START MATERIAL
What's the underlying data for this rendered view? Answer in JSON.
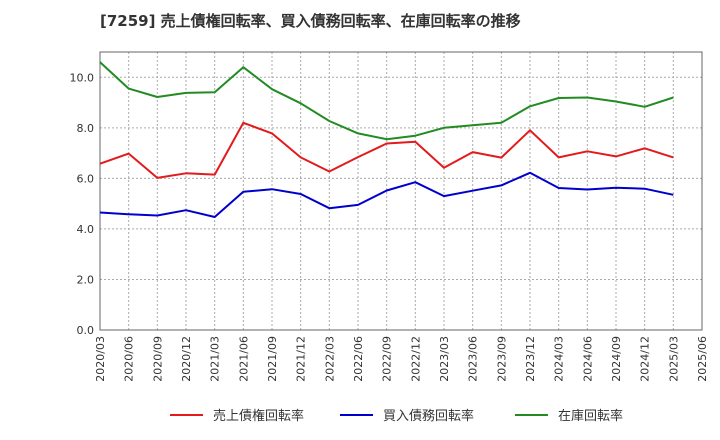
{
  "chart_data": {
    "type": "line",
    "title": "[7259]  売上債権回転率、買入債務回転率、在庫回転率の推移",
    "xlabel": "",
    "ylabel": "",
    "ylim": [
      0,
      11
    ],
    "yticks": [
      0.0,
      2.0,
      4.0,
      6.0,
      8.0,
      10.0
    ],
    "ytick_labels": [
      "0.0",
      "2.0",
      "4.0",
      "6.0",
      "8.0",
      "10.0"
    ],
    "grid": true,
    "legend_position": "bottom",
    "x": [
      "2020/03",
      "2020/06",
      "2020/09",
      "2020/12",
      "2021/03",
      "2021/06",
      "2021/09",
      "2021/12",
      "2022/03",
      "2022/06",
      "2022/09",
      "2022/12",
      "2023/03",
      "2023/06",
      "2023/09",
      "2023/12",
      "2024/03",
      "2024/06",
      "2024/09",
      "2024/12",
      "2025/03",
      "2025/06"
    ],
    "series": [
      {
        "name": "売上債権回転率",
        "color": "#e31a1c",
        "values": [
          6.58,
          6.98,
          6.02,
          6.2,
          6.15,
          8.2,
          7.78,
          6.83,
          6.27,
          6.84,
          7.38,
          7.45,
          6.42,
          7.04,
          6.82,
          7.9,
          6.83,
          7.07,
          6.87,
          7.19,
          6.83,
          null
        ]
      },
      {
        "name": "買入債務回転率",
        "color": "#0000cc",
        "values": [
          4.65,
          4.58,
          4.53,
          4.74,
          4.47,
          5.47,
          5.57,
          5.38,
          4.82,
          4.95,
          5.52,
          5.85,
          5.3,
          5.51,
          5.72,
          6.22,
          5.62,
          5.56,
          5.63,
          5.59,
          5.35,
          null
        ]
      },
      {
        "name": "在庫回転率",
        "color": "#228b22",
        "values": [
          10.6,
          9.55,
          9.22,
          9.38,
          9.41,
          10.4,
          9.53,
          8.97,
          8.27,
          7.78,
          7.55,
          7.69,
          8.0,
          8.1,
          8.2,
          8.85,
          9.18,
          9.2,
          9.04,
          8.83,
          9.2,
          null
        ]
      }
    ]
  }
}
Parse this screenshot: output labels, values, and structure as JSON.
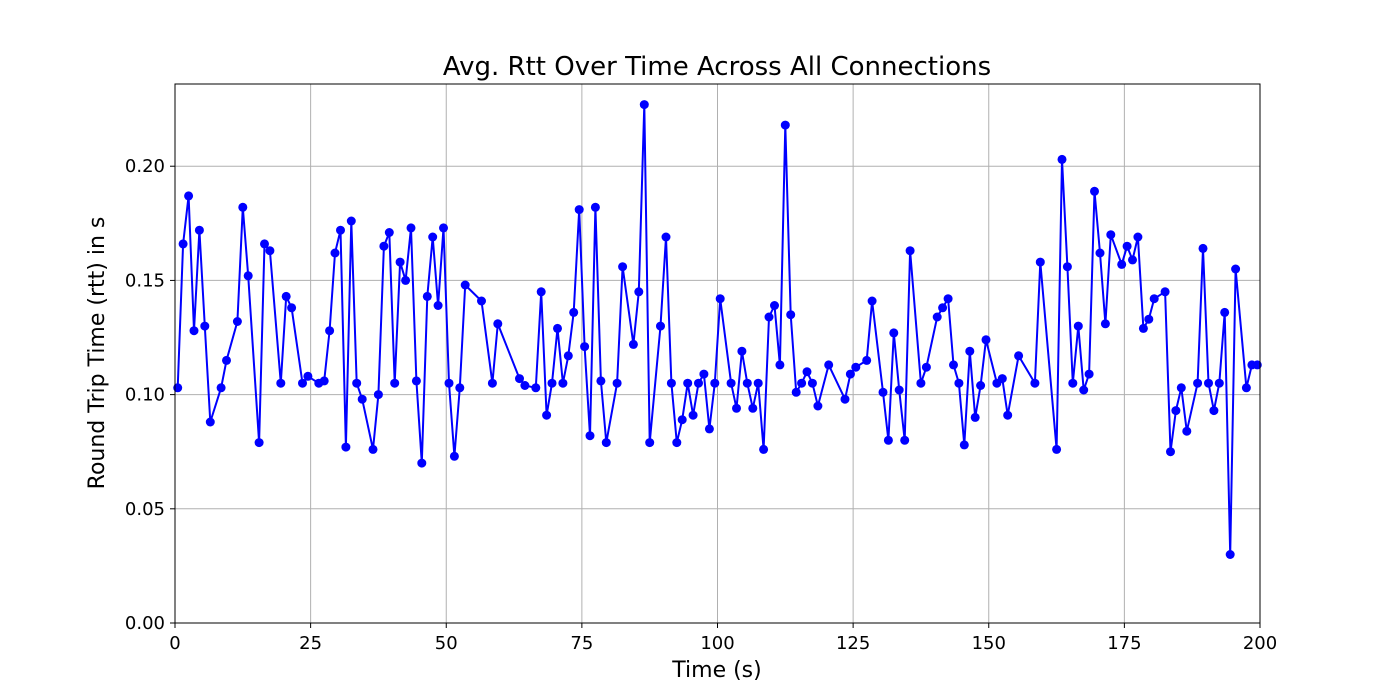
{
  "chart_data": {
    "type": "line",
    "title": "Avg. Rtt Over Time Across All Connections",
    "xlabel": "Time (s)",
    "ylabel": "Round Trip Time (rtt) in s",
    "xlim": [
      0,
      200
    ],
    "ylim": [
      0,
      0.236
    ],
    "xticks": [
      0,
      25,
      50,
      75,
      100,
      125,
      150,
      175,
      200
    ],
    "yticks": [
      0.0,
      0.05,
      0.1,
      0.15,
      0.2
    ],
    "ytick_labels": [
      "0.00",
      "0.05",
      "0.10",
      "0.15",
      "0.20"
    ],
    "grid": true,
    "series": [
      {
        "color": "#0000ff",
        "marker": "circle",
        "x": [
          0.5,
          1.5,
          2.5,
          3.5,
          4.5,
          5.5,
          6.5,
          8.5,
          9.5,
          11.5,
          12.5,
          13.5,
          15.5,
          16.5,
          17.5,
          19.5,
          20.5,
          21.5,
          23.5,
          24.5,
          26.5,
          27.5,
          28.5,
          29.5,
          30.5,
          31.5,
          32.5,
          33.5,
          34.5,
          36.5,
          37.5,
          38.5,
          39.5,
          40.5,
          41.5,
          42.5,
          43.5,
          44.5,
          45.5,
          46.5,
          47.5,
          48.5,
          49.5,
          50.5,
          51.5,
          52.5,
          53.5,
          56.5,
          58.5,
          59.5,
          63.5,
          64.5,
          66.5,
          67.5,
          68.5,
          69.5,
          70.5,
          71.5,
          72.5,
          73.5,
          74.5,
          75.5,
          76.5,
          77.5,
          78.5,
          79.5,
          81.5,
          82.5,
          84.5,
          85.5,
          86.5,
          87.5,
          89.5,
          90.5,
          91.5,
          92.5,
          93.5,
          94.5,
          95.5,
          96.5,
          97.5,
          98.5,
          99.5,
          100.5,
          102.5,
          103.5,
          104.5,
          105.5,
          106.5,
          107.5,
          108.5,
          109.5,
          110.5,
          111.5,
          112.5,
          113.5,
          114.5,
          115.5,
          116.5,
          117.5,
          118.5,
          120.5,
          123.5,
          124.5,
          125.5,
          127.5,
          128.5,
          130.5,
          131.5,
          132.5,
          133.5,
          134.5,
          135.5,
          137.5,
          138.5,
          140.5,
          141.5,
          142.5,
          143.5,
          144.5,
          145.5,
          146.5,
          147.5,
          148.5,
          149.5,
          151.5,
          152.5,
          153.5,
          155.5,
          158.5,
          159.5,
          162.5,
          163.5,
          164.5,
          165.5,
          166.5,
          167.5,
          168.5,
          169.5,
          170.5,
          171.5,
          172.5,
          174.5,
          175.5,
          176.5,
          177.5,
          178.5,
          179.5,
          180.5,
          182.5,
          183.5,
          184.5,
          185.5,
          186.5,
          188.5,
          189.5,
          190.5,
          191.5,
          192.5,
          193.5,
          194.5,
          195.5,
          197.5,
          198.5,
          199.5
        ],
        "y": [
          0.103,
          0.166,
          0.187,
          0.128,
          0.172,
          0.13,
          0.088,
          0.103,
          0.115,
          0.132,
          0.182,
          0.152,
          0.079,
          0.166,
          0.163,
          0.105,
          0.143,
          0.138,
          0.105,
          0.108,
          0.105,
          0.106,
          0.128,
          0.162,
          0.172,
          0.077,
          0.176,
          0.105,
          0.098,
          0.076,
          0.1,
          0.165,
          0.171,
          0.105,
          0.158,
          0.15,
          0.173,
          0.106,
          0.07,
          0.143,
          0.169,
          0.139,
          0.173,
          0.105,
          0.073,
          0.103,
          0.148,
          0.141,
          0.105,
          0.131,
          0.107,
          0.104,
          0.103,
          0.145,
          0.091,
          0.105,
          0.129,
          0.105,
          0.117,
          0.136,
          0.181,
          0.121,
          0.082,
          0.182,
          0.106,
          0.079,
          0.105,
          0.156,
          0.122,
          0.145,
          0.227,
          0.079,
          0.13,
          0.169,
          0.105,
          0.079,
          0.089,
          0.105,
          0.091,
          0.105,
          0.109,
          0.085,
          0.105,
          0.142,
          0.105,
          0.094,
          0.119,
          0.105,
          0.094,
          0.105,
          0.076,
          0.134,
          0.139,
          0.113,
          0.218,
          0.135,
          0.101,
          0.105,
          0.11,
          0.105,
          0.095,
          0.113,
          0.098,
          0.109,
          0.112,
          0.115,
          0.141,
          0.101,
          0.08,
          0.127,
          0.102,
          0.08,
          0.163,
          0.105,
          0.112,
          0.134,
          0.138,
          0.142,
          0.113,
          0.105,
          0.078,
          0.119,
          0.09,
          0.104,
          0.124,
          0.105,
          0.107,
          0.091,
          0.117,
          0.105,
          0.158,
          0.076,
          0.203,
          0.156,
          0.105,
          0.13,
          0.102,
          0.109,
          0.189,
          0.162,
          0.131,
          0.17,
          0.157,
          0.165,
          0.159,
          0.169,
          0.129,
          0.133,
          0.142,
          0.145,
          0.075,
          0.093,
          0.103,
          0.084,
          0.105,
          0.164,
          0.105,
          0.093,
          0.105,
          0.136,
          0.03,
          0.155,
          0.103,
          0.113,
          0.113
        ]
      }
    ]
  }
}
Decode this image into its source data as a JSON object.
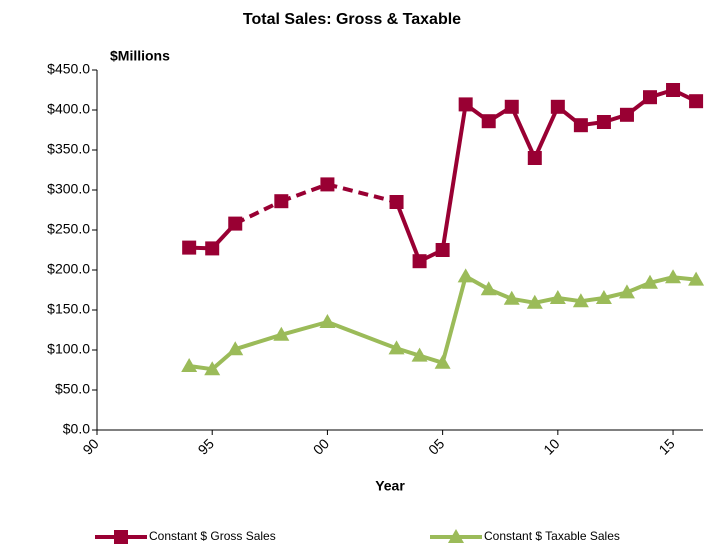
{
  "chart_data": {
    "type": "line",
    "title": "Total Sales: Gross & Taxable",
    "y_unit_label": "$Millions",
    "x_label": "Year",
    "x": [
      1994,
      1995,
      1996,
      1998,
      2000,
      2003,
      2004,
      2005,
      2006,
      2007,
      2008,
      2009,
      2010,
      2011,
      2012,
      2013,
      2014,
      2015,
      2016
    ],
    "series": [
      {
        "name": "Constant $ Gross Sales",
        "color": "#990033",
        "marker": "square",
        "values": [
          228,
          227,
          258,
          286,
          307,
          285,
          211,
          225,
          407,
          386,
          404,
          340,
          404,
          381,
          385,
          394,
          416,
          425,
          411
        ]
      },
      {
        "name": "Constant $ Taxable Sales",
        "color": "#9bbb59",
        "marker": "triangle",
        "values": [
          80,
          76,
          101,
          119,
          135,
          102,
          93,
          84,
          192,
          176,
          164,
          159,
          165,
          161,
          165,
          172,
          184,
          191,
          188
        ]
      }
    ],
    "xlim": [
      1990,
      2016.3
    ],
    "xticks": [
      {
        "value": 1990,
        "label": "90"
      },
      {
        "value": 1995,
        "label": "95"
      },
      {
        "value": 2000,
        "label": "00"
      },
      {
        "value": 2005,
        "label": "05"
      },
      {
        "value": 2010,
        "label": "10"
      },
      {
        "value": 2015,
        "label": "15"
      }
    ],
    "ylim": [
      0,
      450
    ],
    "yticks": [
      {
        "value": 0,
        "label": "$0.0"
      },
      {
        "value": 50,
        "label": "$50.0"
      },
      {
        "value": 100,
        "label": "$100.0"
      },
      {
        "value": 150,
        "label": "$150.0"
      },
      {
        "value": 200,
        "label": "$200.0"
      },
      {
        "value": 250,
        "label": "$250.0"
      },
      {
        "value": 300,
        "label": "$300.0"
      },
      {
        "value": 350,
        "label": "$350.0"
      },
      {
        "value": 400,
        "label": "$400.0"
      },
      {
        "value": 450,
        "label": "$450.0"
      }
    ],
    "grid": false,
    "legend": "bottom"
  }
}
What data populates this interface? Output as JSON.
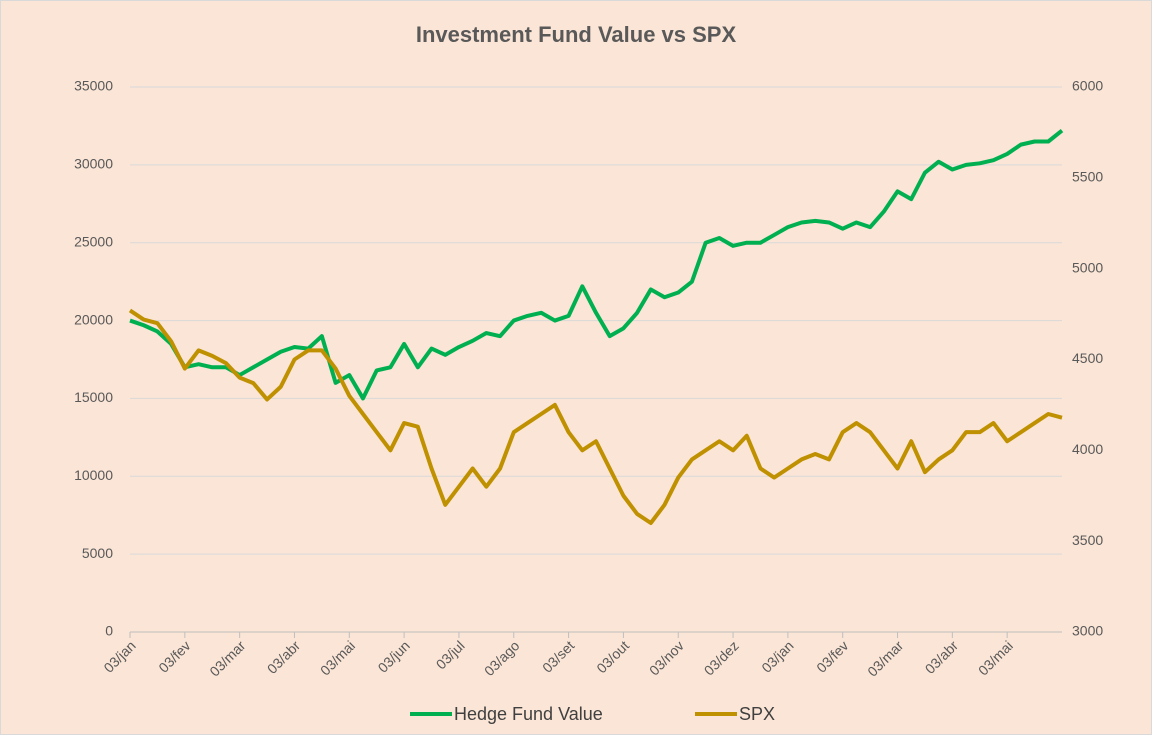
{
  "chart_data": {
    "type": "line",
    "title": "Investment Fund Value vs SPX",
    "categories": [
      "03/jan",
      null,
      null,
      null,
      "03/fev",
      null,
      null,
      null,
      "03/mar",
      null,
      null,
      null,
      "03/abr",
      null,
      null,
      null,
      "03/mai",
      null,
      null,
      null,
      "03/jun",
      null,
      null,
      null,
      "03/jul",
      null,
      null,
      null,
      "03/ago",
      null,
      null,
      null,
      "03/set",
      null,
      null,
      null,
      "03/out",
      null,
      null,
      null,
      "03/nov",
      null,
      null,
      null,
      "03/dez",
      null,
      null,
      null,
      "03/jan",
      null,
      null,
      null,
      "03/fev",
      null,
      null,
      null,
      "03/mar",
      null,
      null,
      null,
      "03/abr",
      null,
      null,
      null,
      "03/mai",
      null,
      null,
      null,
      null
    ],
    "series": [
      {
        "name": "Hedge Fund Value",
        "color": "#00b050",
        "values": [
          20000,
          19700,
          19300,
          18500,
          17000,
          17200,
          17000,
          17000,
          16500,
          17000,
          17500,
          18000,
          18300,
          18200,
          19000,
          16000,
          16500,
          15000,
          16800,
          17000,
          18500,
          17000,
          18200,
          17800,
          18300,
          18700,
          19200,
          19000,
          20000,
          20300,
          20500,
          20000,
          20300,
          22200,
          20500,
          19000,
          19500,
          20500,
          22000,
          21500,
          21800,
          22500,
          25000,
          25300,
          24800,
          25000,
          25000,
          25500,
          26000,
          26300,
          26400,
          26300,
          25900,
          26300,
          26000,
          27000,
          28300,
          27800,
          29500,
          30200,
          29700,
          30000,
          30100,
          30300,
          30700,
          31300,
          31500,
          31500,
          32200
        ]
      },
      {
        "name": "SPX",
        "color": "#bf9000",
        "axis": "y2",
        "values": [
          4770,
          4720,
          4700,
          4600,
          4450,
          4550,
          4520,
          4480,
          4400,
          4370,
          4280,
          4350,
          4500,
          4550,
          4550,
          4450,
          4300,
          4200,
          4100,
          4000,
          4150,
          4130,
          3900,
          3700,
          3800,
          3900,
          3800,
          3900,
          4100,
          4150,
          4200,
          4250,
          4100,
          4000,
          4050,
          3900,
          3750,
          3650,
          3600,
          3700,
          3850,
          3950,
          4000,
          4050,
          4000,
          4080,
          3900,
          3850,
          3900,
          3950,
          3980,
          3950,
          4100,
          4150,
          4100,
          4000,
          3900,
          4050,
          3880,
          3950,
          4000,
          4100,
          4100,
          4150,
          4050,
          4100,
          4150,
          4200,
          4180
        ]
      }
    ],
    "ylim": [
      0,
      35000
    ],
    "yticks": [
      0,
      5000,
      10000,
      15000,
      20000,
      25000,
      30000,
      35000
    ],
    "y2lim": [
      3000,
      6000
    ],
    "y2ticks": [
      3000,
      3500,
      4000,
      4500,
      5000,
      5500,
      6000
    ],
    "grid": true,
    "legend": "bottom"
  }
}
END MATERIAL
JOB
Pick out and copy the lines of the entries that hold the string "title".

THE RESPONSE
    "title": "[7259]  売上債権回転率、買入債務回転率、在庫回転率の推移",
    "title": "Avg. Rtt Over Time Across All Connections",
    "title": "Total Sales: Gross & Taxable",
    "title": "Investment Fund Value vs SPX",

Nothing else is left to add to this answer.